**Work to be completed**
Copy each line containing the word "ylabel" from the records that follow, please.

-- Begin Given information --

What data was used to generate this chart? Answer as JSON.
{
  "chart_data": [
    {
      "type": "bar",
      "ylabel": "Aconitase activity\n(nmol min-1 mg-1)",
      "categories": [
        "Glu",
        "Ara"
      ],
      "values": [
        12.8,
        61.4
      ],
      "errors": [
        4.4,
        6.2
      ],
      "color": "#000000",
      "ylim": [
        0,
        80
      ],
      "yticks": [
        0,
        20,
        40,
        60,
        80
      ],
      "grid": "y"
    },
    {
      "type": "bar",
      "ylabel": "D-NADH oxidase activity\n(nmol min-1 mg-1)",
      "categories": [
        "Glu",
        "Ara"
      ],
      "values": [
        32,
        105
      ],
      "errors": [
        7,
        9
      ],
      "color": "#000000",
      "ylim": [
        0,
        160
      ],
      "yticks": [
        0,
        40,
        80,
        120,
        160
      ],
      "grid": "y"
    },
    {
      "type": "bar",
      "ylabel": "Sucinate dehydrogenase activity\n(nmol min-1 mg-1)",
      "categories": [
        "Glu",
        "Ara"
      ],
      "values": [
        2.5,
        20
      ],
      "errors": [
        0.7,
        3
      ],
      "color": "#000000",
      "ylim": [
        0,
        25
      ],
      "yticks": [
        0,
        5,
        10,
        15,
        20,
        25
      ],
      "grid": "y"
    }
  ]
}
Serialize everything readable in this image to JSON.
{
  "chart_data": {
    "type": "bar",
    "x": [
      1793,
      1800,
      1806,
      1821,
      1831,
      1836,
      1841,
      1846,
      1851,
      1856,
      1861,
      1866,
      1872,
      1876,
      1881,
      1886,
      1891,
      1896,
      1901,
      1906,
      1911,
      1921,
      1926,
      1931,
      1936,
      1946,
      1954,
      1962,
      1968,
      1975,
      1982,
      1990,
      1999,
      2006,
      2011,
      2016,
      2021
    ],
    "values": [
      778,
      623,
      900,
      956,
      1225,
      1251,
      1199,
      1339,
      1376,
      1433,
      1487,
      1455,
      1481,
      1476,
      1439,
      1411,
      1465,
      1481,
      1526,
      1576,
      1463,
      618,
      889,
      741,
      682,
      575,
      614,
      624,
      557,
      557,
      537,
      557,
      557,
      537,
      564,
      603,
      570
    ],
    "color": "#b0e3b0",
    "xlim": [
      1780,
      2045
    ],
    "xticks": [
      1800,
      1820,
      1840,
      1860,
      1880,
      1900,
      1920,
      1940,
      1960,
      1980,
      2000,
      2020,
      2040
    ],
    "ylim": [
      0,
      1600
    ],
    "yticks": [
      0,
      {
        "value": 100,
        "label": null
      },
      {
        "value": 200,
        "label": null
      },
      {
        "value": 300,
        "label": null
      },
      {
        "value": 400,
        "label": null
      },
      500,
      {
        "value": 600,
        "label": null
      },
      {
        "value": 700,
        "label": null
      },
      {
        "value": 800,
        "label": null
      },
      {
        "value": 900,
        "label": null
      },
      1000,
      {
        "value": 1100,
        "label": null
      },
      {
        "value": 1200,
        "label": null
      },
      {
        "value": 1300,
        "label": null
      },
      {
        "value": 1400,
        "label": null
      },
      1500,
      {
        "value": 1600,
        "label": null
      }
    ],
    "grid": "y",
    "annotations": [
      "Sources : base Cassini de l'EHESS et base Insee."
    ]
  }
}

-- End Given information --

**Reply to the task**
      "ylabel": "Aconitase activity\n(nmol min-1 mg-1)",
      "ylabel": "D-NADH oxidase activity\n(nmol min-1 mg-1)",
      "ylabel": "Sucinate dehydrogenase activity\n(nmol min-1 mg-1)",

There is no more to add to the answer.